* TASK INPUT *

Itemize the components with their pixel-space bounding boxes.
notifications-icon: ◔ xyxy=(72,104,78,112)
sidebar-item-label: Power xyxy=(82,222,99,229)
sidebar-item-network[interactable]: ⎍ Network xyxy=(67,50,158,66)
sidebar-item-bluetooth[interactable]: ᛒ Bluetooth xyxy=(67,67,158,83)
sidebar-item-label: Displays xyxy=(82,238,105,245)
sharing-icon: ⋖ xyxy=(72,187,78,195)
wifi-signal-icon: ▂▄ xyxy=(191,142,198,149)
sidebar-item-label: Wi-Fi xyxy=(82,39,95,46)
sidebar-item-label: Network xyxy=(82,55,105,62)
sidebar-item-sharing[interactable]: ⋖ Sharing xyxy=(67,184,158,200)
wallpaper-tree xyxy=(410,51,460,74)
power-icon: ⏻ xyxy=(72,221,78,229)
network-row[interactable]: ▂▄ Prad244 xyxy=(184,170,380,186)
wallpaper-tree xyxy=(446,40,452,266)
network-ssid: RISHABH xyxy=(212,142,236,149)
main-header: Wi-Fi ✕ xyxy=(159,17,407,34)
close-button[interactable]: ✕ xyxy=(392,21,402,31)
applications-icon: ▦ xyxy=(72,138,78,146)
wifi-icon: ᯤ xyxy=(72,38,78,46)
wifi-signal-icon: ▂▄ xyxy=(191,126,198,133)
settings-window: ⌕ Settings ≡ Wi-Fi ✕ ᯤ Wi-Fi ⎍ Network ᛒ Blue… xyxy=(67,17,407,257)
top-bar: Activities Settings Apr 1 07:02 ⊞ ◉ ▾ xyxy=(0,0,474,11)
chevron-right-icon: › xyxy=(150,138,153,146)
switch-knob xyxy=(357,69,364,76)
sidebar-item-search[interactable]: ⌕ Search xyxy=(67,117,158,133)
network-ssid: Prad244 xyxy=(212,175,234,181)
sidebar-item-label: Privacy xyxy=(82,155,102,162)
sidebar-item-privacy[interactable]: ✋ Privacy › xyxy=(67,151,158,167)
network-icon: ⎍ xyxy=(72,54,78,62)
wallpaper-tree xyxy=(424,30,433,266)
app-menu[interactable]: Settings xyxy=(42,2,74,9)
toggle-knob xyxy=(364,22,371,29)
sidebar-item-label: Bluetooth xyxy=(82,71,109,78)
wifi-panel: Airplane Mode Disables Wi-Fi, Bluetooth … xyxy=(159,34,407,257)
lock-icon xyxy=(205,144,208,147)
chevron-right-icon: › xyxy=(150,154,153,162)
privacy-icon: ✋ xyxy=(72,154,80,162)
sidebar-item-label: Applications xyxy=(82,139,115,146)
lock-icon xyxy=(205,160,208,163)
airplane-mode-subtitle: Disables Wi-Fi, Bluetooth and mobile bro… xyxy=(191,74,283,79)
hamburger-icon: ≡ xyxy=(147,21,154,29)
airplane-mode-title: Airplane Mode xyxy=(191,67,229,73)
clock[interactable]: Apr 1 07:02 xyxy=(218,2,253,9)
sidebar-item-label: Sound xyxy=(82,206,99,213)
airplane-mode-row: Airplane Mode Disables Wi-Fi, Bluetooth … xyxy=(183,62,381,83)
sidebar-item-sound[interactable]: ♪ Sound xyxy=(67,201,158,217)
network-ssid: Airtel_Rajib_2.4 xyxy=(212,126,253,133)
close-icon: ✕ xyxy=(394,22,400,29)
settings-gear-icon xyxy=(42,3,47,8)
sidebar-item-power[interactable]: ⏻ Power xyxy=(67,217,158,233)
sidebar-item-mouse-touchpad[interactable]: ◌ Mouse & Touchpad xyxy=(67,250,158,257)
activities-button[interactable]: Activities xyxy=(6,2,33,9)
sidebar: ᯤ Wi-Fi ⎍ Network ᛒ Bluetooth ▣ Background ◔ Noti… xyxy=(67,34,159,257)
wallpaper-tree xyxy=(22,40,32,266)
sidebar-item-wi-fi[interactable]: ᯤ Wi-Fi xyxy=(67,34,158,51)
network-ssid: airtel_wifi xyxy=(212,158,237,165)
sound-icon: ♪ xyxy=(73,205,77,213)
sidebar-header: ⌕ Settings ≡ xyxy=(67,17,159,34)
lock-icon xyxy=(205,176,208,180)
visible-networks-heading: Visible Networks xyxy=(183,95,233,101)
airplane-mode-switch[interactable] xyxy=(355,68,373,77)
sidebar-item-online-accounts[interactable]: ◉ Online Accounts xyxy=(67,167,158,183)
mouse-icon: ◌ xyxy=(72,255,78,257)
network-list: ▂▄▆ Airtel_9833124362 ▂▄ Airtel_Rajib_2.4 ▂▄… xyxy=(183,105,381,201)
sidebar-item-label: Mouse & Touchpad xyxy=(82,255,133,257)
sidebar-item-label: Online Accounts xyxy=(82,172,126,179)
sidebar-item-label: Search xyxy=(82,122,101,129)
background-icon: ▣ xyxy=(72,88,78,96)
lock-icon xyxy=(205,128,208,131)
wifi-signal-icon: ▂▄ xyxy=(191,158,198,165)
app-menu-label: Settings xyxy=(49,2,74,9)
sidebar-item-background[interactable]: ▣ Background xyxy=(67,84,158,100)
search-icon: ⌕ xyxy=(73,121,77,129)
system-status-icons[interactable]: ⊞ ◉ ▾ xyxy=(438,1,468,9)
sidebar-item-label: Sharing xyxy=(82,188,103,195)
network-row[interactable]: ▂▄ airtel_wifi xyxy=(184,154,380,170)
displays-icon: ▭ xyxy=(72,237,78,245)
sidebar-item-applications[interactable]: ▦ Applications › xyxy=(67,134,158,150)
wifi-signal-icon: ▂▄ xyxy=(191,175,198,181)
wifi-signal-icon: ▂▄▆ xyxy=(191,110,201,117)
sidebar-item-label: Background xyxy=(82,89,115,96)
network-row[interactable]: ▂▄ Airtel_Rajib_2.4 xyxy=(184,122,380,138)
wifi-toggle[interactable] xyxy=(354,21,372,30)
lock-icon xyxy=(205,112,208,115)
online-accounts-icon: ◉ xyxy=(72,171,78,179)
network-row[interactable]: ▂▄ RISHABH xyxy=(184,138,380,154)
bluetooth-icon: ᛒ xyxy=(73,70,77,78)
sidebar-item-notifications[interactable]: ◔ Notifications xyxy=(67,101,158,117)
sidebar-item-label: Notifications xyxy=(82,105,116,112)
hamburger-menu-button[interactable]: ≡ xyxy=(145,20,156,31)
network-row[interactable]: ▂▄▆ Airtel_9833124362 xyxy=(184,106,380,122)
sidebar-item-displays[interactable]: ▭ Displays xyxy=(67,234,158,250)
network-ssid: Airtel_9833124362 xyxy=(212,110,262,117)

* WHAT TO PRODUCE *
Give only the number of lines in the rows above that contain the string "knob", counting only matches with the same case.

* REPLY *
2